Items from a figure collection
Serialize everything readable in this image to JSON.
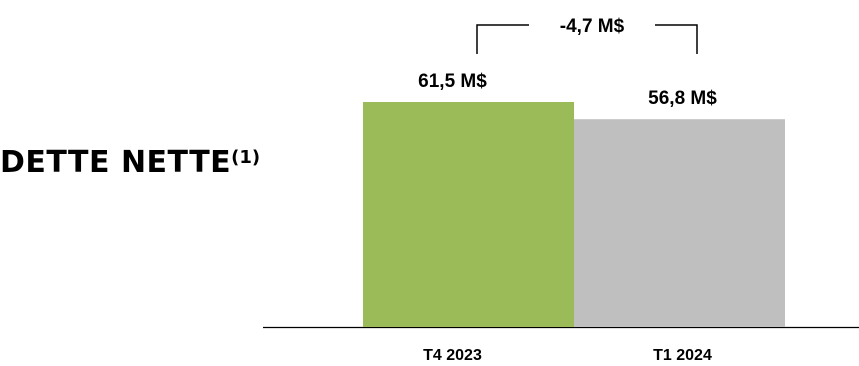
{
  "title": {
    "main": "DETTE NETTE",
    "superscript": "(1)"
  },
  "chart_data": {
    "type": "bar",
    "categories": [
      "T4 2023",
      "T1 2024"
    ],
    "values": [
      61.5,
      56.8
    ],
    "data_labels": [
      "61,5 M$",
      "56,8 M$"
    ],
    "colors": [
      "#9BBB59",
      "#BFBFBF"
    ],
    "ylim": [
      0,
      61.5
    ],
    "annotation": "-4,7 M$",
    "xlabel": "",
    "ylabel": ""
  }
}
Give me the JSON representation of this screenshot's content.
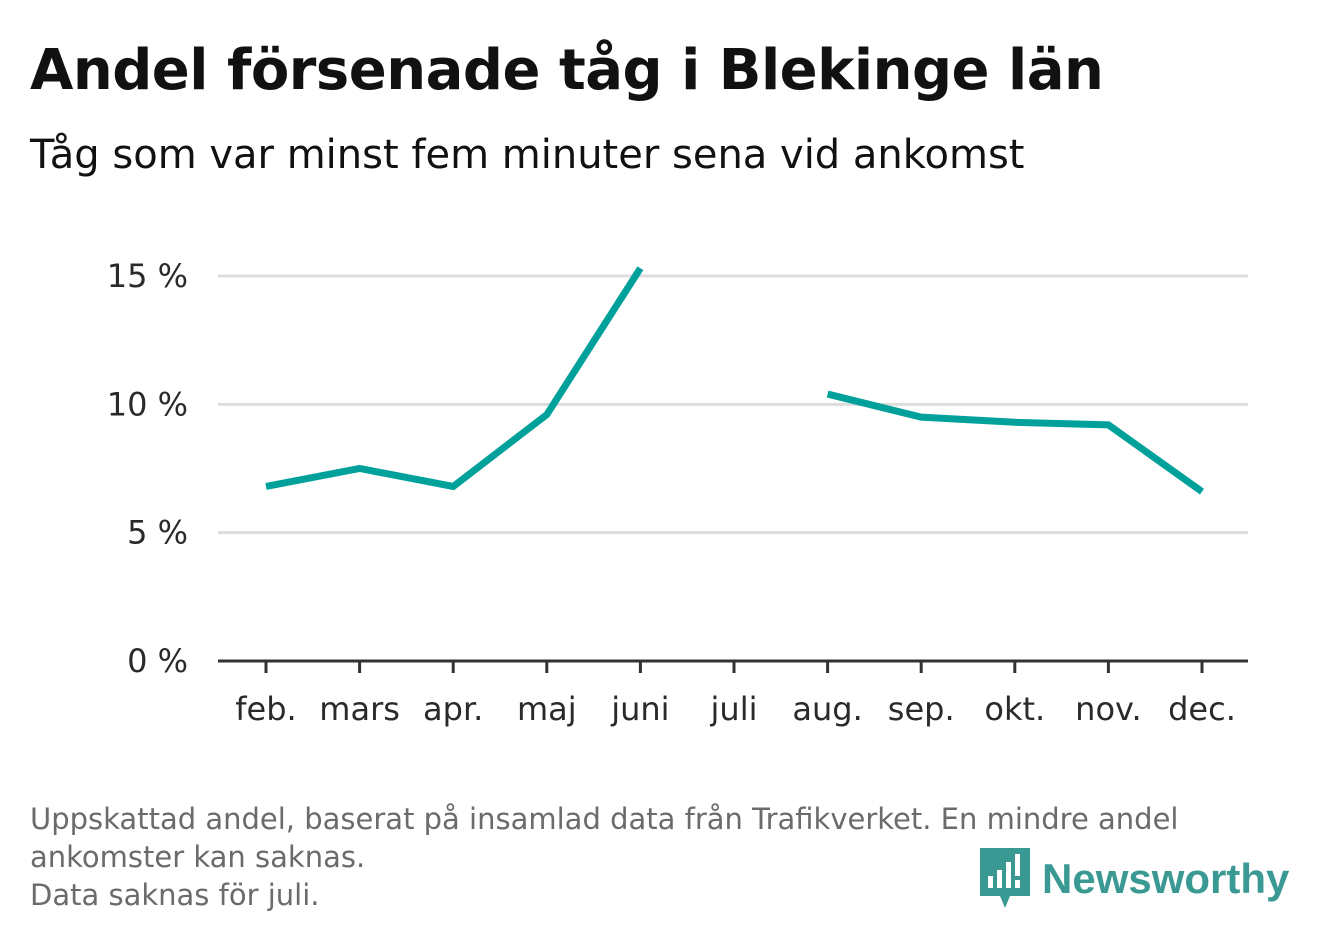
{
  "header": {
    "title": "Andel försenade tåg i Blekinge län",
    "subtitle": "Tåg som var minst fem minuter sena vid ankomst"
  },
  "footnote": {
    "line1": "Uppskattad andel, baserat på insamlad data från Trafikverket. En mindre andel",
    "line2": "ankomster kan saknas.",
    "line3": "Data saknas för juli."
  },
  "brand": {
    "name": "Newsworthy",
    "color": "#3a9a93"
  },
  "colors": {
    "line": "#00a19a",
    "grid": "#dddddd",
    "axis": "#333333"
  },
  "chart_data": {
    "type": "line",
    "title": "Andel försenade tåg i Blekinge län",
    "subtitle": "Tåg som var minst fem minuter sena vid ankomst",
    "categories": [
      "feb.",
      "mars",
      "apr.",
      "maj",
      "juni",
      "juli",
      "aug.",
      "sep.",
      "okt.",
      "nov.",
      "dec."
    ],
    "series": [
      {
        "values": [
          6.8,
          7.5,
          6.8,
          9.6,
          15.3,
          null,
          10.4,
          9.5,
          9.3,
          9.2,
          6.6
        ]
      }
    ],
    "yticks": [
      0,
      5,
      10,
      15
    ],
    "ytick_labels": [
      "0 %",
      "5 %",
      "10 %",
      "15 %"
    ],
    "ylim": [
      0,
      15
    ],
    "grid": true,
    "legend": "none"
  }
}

- To be done -
Copy the whole of the material above exactly, but not its images.

- Solved exercise -
Serialize everything readable in this image to JSON.
{
  "title": {
    "main": "DETTE NETTE",
    "superscript": "(1)"
  },
  "chart_data": {
    "type": "bar",
    "categories": [
      "T4 2023",
      "T1 2024"
    ],
    "values": [
      61.5,
      56.8
    ],
    "data_labels": [
      "61,5 M$",
      "56,8 M$"
    ],
    "colors": [
      "#9BBB59",
      "#BFBFBF"
    ],
    "ylim": [
      0,
      61.5
    ],
    "annotation": "-4,7 M$",
    "xlabel": "",
    "ylabel": ""
  }
}
Give me the JSON representation of this screenshot's content.
{
  "header": {
    "title": "Andel försenade tåg i Blekinge län",
    "subtitle": "Tåg som var minst fem minuter sena vid ankomst"
  },
  "footnote": {
    "line1": "Uppskattad andel, baserat på insamlad data från Trafikverket. En mindre andel",
    "line2": "ankomster kan saknas.",
    "line3": "Data saknas för juli."
  },
  "brand": {
    "name": "Newsworthy",
    "color": "#3a9a93"
  },
  "colors": {
    "line": "#00a19a",
    "grid": "#dddddd",
    "axis": "#333333"
  },
  "chart_data": {
    "type": "line",
    "title": "Andel försenade tåg i Blekinge län",
    "subtitle": "Tåg som var minst fem minuter sena vid ankomst",
    "categories": [
      "feb.",
      "mars",
      "apr.",
      "maj",
      "juni",
      "juli",
      "aug.",
      "sep.",
      "okt.",
      "nov.",
      "dec."
    ],
    "series": [
      {
        "values": [
          6.8,
          7.5,
          6.8,
          9.6,
          15.3,
          null,
          10.4,
          9.5,
          9.3,
          9.2,
          6.6
        ]
      }
    ],
    "yticks": [
      0,
      5,
      10,
      15
    ],
    "ytick_labels": [
      "0 %",
      "5 %",
      "10 %",
      "15 %"
    ],
    "ylim": [
      0,
      15
    ],
    "grid": true,
    "legend": "none"
  }
}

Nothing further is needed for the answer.